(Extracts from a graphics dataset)

---

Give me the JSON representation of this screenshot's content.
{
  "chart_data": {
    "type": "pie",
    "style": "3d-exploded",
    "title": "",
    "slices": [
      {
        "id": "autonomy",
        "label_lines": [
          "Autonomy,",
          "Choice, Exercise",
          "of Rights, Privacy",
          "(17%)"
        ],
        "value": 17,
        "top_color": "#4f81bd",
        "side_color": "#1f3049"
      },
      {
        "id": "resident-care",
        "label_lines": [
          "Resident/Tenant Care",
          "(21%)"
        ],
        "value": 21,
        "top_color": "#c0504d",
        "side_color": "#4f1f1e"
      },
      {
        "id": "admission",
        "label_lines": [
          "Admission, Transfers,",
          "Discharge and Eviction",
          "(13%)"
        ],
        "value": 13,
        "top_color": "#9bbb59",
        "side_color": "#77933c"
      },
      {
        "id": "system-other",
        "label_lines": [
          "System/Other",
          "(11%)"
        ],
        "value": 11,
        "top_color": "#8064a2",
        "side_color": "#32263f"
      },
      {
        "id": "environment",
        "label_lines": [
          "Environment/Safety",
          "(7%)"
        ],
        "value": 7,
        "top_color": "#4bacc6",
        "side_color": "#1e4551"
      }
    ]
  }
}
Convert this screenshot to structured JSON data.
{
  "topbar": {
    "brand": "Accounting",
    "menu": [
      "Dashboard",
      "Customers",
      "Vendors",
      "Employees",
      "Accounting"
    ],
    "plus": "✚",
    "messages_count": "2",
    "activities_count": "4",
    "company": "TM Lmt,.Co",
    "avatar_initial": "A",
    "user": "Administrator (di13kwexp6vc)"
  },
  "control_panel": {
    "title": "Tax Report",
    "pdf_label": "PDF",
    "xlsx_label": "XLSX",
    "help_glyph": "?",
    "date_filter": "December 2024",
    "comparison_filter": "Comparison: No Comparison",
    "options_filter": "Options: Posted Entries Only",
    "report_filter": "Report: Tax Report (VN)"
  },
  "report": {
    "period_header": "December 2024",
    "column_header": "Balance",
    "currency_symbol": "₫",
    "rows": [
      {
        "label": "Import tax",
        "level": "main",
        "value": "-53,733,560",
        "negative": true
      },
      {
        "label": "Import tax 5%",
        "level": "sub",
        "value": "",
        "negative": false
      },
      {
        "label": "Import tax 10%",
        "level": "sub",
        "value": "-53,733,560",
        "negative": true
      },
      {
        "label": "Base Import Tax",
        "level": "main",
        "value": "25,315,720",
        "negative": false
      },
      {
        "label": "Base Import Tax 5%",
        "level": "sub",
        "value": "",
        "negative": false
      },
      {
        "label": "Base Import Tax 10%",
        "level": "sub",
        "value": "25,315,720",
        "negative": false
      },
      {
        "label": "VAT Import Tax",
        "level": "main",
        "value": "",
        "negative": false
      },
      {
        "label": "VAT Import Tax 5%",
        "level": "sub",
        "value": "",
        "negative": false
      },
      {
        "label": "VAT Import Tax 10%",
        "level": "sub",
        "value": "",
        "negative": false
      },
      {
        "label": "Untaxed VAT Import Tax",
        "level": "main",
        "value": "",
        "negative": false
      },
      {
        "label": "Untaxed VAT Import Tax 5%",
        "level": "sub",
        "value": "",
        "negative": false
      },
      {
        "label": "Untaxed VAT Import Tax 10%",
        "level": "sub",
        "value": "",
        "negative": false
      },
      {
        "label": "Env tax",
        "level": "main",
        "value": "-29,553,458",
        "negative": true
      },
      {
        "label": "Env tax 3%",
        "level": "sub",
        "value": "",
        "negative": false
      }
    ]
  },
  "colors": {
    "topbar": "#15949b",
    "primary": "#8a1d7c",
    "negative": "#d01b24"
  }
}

---

WORK TO COMPLETE: Transcribe the material above word for word.

THE COMPLETED TASK:
Give me the JSON representation of this screenshot's content.
{
  "chart_data": {
    "type": "pie",
    "style": "3d-exploded",
    "title": "",
    "slices": [
      {
        "id": "autonomy",
        "label_lines": [
          "Autonomy,",
          "Choice, Exercise",
          "of Rights, Privacy",
          "(17%)"
        ],
        "value": 17,
        "top_color": "#4f81bd",
        "side_color": "#1f3049"
      },
      {
        "id": "resident-care",
        "label_lines": [
          "Resident/Tenant Care",
          "(21%)"
        ],
        "value": 21,
        "top_color": "#c0504d",
        "side_color": "#4f1f1e"
      },
      {
        "id": "admission",
        "label_lines": [
          "Admission, Transfers,",
          "Discharge and Eviction",
          "(13%)"
        ],
        "value": 13,
        "top_color": "#9bbb59",
        "side_color": "#77933c"
      },
      {
        "id": "system-other",
        "label_lines": [
          "System/Other",
          "(11%)"
        ],
        "value": 11,
        "top_color": "#8064a2",
        "side_color": "#32263f"
      },
      {
        "id": "environment",
        "label_lines": [
          "Environment/Safety",
          "(7%)"
        ],
        "value": 7,
        "top_color": "#4bacc6",
        "side_color": "#1e4551"
      }
    ]
  }
}
Convert this screenshot to structured JSON data.
{
  "topbar": {
    "brand": "Accounting",
    "menu": [
      "Dashboard",
      "Customers",
      "Vendors",
      "Employees",
      "Accounting"
    ],
    "plus": "✚",
    "messages_count": "2",
    "activities_count": "4",
    "company": "TM Lmt,.Co",
    "avatar_initial": "A",
    "user": "Administrator (di13kwexp6vc)"
  },
  "control_panel": {
    "title": "Tax Report",
    "pdf_label": "PDF",
    "xlsx_label": "XLSX",
    "help_glyph": "?",
    "date_filter": "December 2024",
    "comparison_filter": "Comparison: No Comparison",
    "options_filter": "Options: Posted Entries Only",
    "report_filter": "Report: Tax Report (VN)"
  },
  "report": {
    "period_header": "December 2024",
    "column_header": "Balance",
    "currency_symbol": "₫",
    "rows": [
      {
        "label": "Import tax",
        "level": "main",
        "value": "-53,733,560",
        "negative": true
      },
      {
        "label": "Import tax 5%",
        "level": "sub",
        "value": "",
        "negative": false
      },
      {
        "label": "Import tax 10%",
        "level": "sub",
        "value": "-53,733,560",
        "negative": true
      },
      {
        "label": "Base Import Tax",
        "level": "main",
        "value": "25,315,720",
        "negative": false
      },
      {
        "label": "Base Import Tax 5%",
        "level": "sub",
        "value": "",
        "negative": false
      },
      {
        "label": "Base Import Tax 10%",
        "level": "sub",
        "value": "25,315,720",
        "negative": false
      },
      {
        "label": "VAT Import Tax",
        "level": "main",
        "value": "",
        "negative": false
      },
      {
        "label": "VAT Import Tax 5%",
        "level": "sub",
        "value": "",
        "negative": false
      },
      {
        "label": "VAT Import Tax 10%",
        "level": "sub",
        "value": "",
        "negative": false
      },
      {
        "label": "Untaxed VAT Import Tax",
        "level": "main",
        "value": "",
        "negative": false
      },
      {
        "label": "Untaxed VAT Import Tax 5%",
        "level": "sub",
        "value": "",
        "negative": false
      },
      {
        "label": "Untaxed VAT Import Tax 10%",
        "level": "sub",
        "value": "",
        "negative": false
      },
      {
        "label": "Env tax",
        "level": "main",
        "value": "-29,553,458",
        "negative": true
      },
      {
        "label": "Env tax 3%",
        "level": "sub",
        "value": "",
        "negative": false
      }
    ]
  },
  "colors": {
    "topbar": "#15949b",
    "primary": "#8a1d7c",
    "negative": "#d01b24"
  }
}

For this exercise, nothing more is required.